Annotated element entries:
* START *

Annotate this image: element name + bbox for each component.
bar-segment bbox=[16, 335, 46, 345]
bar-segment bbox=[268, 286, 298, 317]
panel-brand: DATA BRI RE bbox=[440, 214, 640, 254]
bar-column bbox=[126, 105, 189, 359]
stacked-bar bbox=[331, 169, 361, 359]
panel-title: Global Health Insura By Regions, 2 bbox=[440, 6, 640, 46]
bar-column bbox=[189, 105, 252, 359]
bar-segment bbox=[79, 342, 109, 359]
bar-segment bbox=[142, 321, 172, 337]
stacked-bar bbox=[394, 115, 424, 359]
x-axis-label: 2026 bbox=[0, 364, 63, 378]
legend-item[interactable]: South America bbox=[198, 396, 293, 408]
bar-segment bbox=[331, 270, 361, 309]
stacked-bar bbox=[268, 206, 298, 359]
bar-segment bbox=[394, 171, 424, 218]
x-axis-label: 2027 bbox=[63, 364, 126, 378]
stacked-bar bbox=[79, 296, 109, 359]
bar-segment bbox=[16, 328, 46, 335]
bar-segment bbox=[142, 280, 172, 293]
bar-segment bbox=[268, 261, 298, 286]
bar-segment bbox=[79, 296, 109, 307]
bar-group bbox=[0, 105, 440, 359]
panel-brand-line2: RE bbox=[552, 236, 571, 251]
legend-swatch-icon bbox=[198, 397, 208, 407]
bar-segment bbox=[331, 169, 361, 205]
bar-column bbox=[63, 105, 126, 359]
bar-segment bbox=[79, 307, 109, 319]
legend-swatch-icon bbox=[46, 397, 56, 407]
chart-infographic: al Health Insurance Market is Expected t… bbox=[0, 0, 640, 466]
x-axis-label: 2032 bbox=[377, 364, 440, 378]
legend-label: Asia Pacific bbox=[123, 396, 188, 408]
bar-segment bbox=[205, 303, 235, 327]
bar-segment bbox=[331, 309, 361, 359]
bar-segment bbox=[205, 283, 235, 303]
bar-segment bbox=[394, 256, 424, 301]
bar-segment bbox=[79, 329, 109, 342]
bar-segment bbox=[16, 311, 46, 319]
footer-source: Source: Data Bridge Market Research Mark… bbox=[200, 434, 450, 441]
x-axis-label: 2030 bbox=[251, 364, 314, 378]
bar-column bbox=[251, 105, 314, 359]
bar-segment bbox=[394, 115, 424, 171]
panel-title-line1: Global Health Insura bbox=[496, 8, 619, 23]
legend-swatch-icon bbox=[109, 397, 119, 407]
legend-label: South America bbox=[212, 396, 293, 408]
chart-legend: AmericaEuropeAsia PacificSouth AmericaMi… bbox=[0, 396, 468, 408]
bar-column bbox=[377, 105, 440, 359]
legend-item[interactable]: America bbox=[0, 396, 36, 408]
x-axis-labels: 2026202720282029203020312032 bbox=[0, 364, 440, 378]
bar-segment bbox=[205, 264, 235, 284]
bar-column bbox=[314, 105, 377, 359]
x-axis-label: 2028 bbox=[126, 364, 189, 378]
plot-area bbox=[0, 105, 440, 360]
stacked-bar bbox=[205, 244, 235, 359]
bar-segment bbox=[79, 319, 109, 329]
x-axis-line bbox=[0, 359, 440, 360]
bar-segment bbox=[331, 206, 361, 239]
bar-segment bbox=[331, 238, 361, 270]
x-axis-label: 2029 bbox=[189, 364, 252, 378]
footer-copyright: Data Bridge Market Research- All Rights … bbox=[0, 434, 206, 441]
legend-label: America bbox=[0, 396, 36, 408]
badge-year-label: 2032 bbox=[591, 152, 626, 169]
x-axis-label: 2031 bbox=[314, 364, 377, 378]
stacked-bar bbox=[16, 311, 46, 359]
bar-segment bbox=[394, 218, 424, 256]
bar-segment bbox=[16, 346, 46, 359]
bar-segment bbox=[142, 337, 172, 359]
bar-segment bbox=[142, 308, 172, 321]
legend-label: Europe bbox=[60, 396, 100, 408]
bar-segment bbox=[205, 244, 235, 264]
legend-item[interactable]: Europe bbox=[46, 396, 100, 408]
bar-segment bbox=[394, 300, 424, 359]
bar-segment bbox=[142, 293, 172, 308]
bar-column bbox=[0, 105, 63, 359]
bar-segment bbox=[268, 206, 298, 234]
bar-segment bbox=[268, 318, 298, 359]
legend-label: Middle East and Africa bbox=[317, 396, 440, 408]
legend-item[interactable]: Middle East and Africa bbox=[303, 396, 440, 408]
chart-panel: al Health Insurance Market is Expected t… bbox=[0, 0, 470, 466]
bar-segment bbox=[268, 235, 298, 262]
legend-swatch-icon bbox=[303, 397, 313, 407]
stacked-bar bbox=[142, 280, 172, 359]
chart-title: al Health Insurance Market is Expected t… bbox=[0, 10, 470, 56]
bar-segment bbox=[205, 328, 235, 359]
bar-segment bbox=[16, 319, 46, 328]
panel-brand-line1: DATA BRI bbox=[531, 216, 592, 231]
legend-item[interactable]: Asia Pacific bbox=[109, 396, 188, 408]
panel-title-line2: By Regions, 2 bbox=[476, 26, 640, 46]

* END *

▶ [Your goal]
Select every line of the items that contains the string "Market", and treat case as significant.

▶ [Correct result]
chart-infographic: al Health Insurance Market is Expected t… bbox=[0, 0, 640, 466]
footer-source: Source: Data Bridge Market Research Mark… bbox=[200, 434, 450, 441]
footer-copyright: Data Bridge Market Research- All Rights … bbox=[0, 434, 206, 441]
chart-panel: al Health Insurance Market is Expected t… bbox=[0, 0, 470, 466]
chart-title: al Health Insurance Market is Expected t… bbox=[0, 10, 470, 56]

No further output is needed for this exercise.